Leave every picture out and write out the records below exactly.

Information provided:
/---

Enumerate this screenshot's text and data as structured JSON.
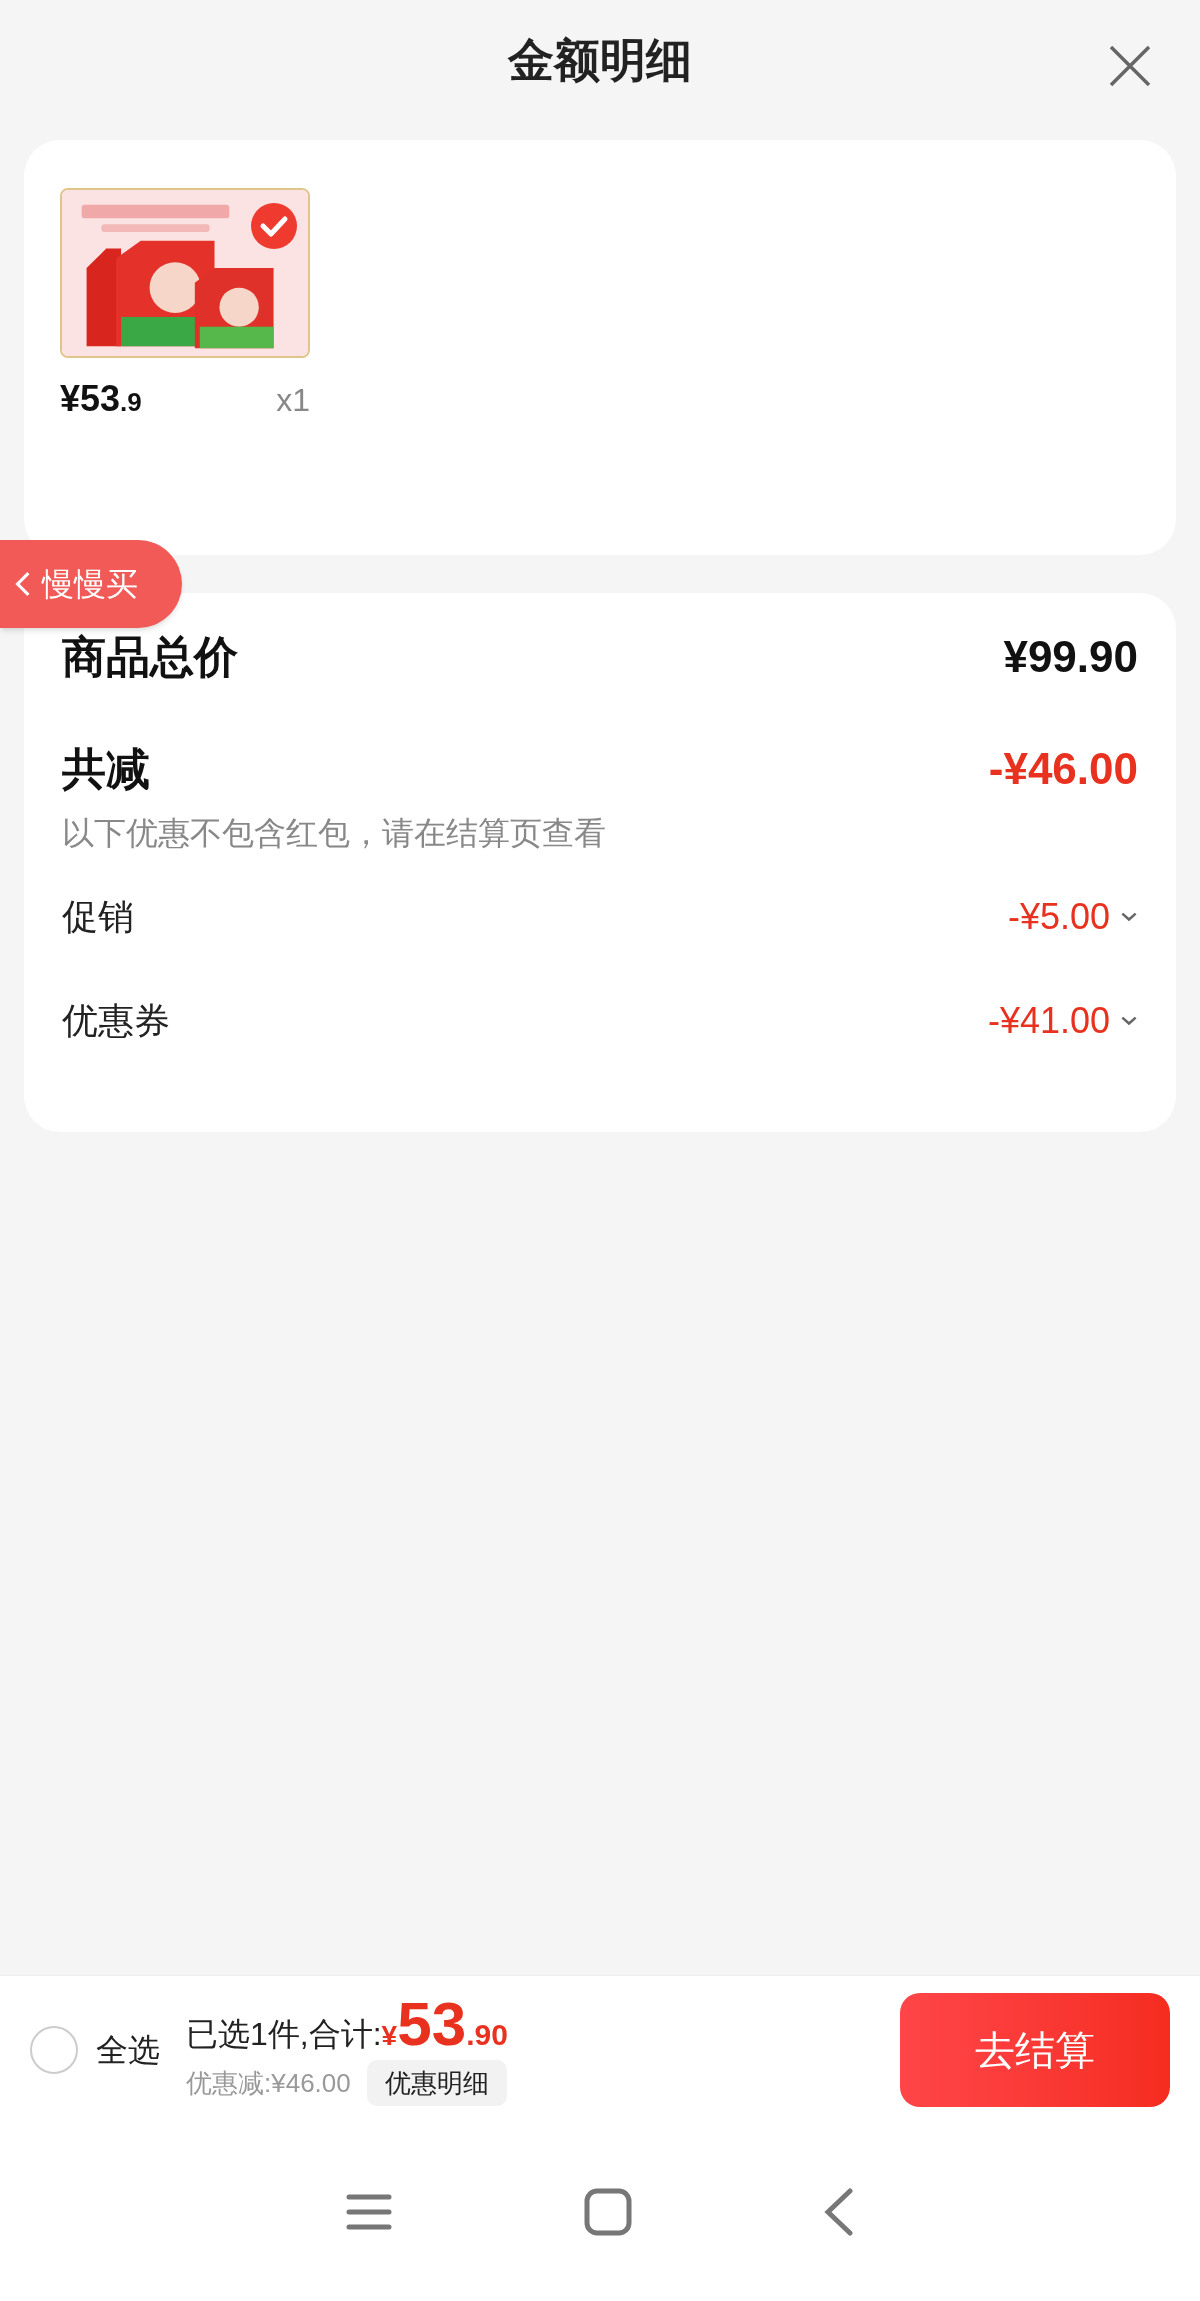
{
  "header": {
    "title": "金额明细"
  },
  "product": {
    "checked": true,
    "price_integer": "¥53",
    "price_decimal": ".9",
    "quantity": "x1"
  },
  "floating_button": {
    "label": "慢慢买"
  },
  "summary": {
    "total_label": "商品总价",
    "total_value": "¥99.90",
    "reduction_label": "共减",
    "reduction_value": "-¥46.00",
    "note": "以下优惠不包含红包，请在结算页查看",
    "discounts": [
      {
        "label": "促销",
        "value": "-¥5.00",
        "expanded": false
      },
      {
        "label": "优惠券",
        "value": "-¥41.00",
        "expanded": false
      }
    ]
  },
  "footer": {
    "select_all": {
      "label": "全选",
      "checked": false
    },
    "selected_text": "已选1件,合计:",
    "currency": "¥",
    "total_integer": "53",
    "total_decimal": ".90",
    "saved_text": "优惠减:¥46.00",
    "detail_button": "优惠明细",
    "checkout_button": "去结算"
  }
}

\---

Solution:
Enumerate this screenshot's text and data as structured JSON.
{
  "header": {
    "title": "金额明细"
  },
  "product": {
    "checked": true,
    "price_integer": "¥53",
    "price_decimal": ".9",
    "quantity": "x1"
  },
  "floating_button": {
    "label": "慢慢买"
  },
  "summary": {
    "total_label": "商品总价",
    "total_value": "¥99.90",
    "reduction_label": "共减",
    "reduction_value": "-¥46.00",
    "note": "以下优惠不包含红包，请在结算页查看",
    "discounts": [
      {
        "label": "促销",
        "value": "-¥5.00",
        "expanded": false
      },
      {
        "label": "优惠券",
        "value": "-¥41.00",
        "expanded": false
      }
    ]
  },
  "footer": {
    "select_all": {
      "label": "全选",
      "checked": false
    },
    "selected_text": "已选1件,合计:",
    "currency": "¥",
    "total_integer": "53",
    "total_decimal": ".90",
    "saved_text": "优惠减:¥46.00",
    "detail_button": "优惠明细",
    "checkout_button": "去结算"
  }
}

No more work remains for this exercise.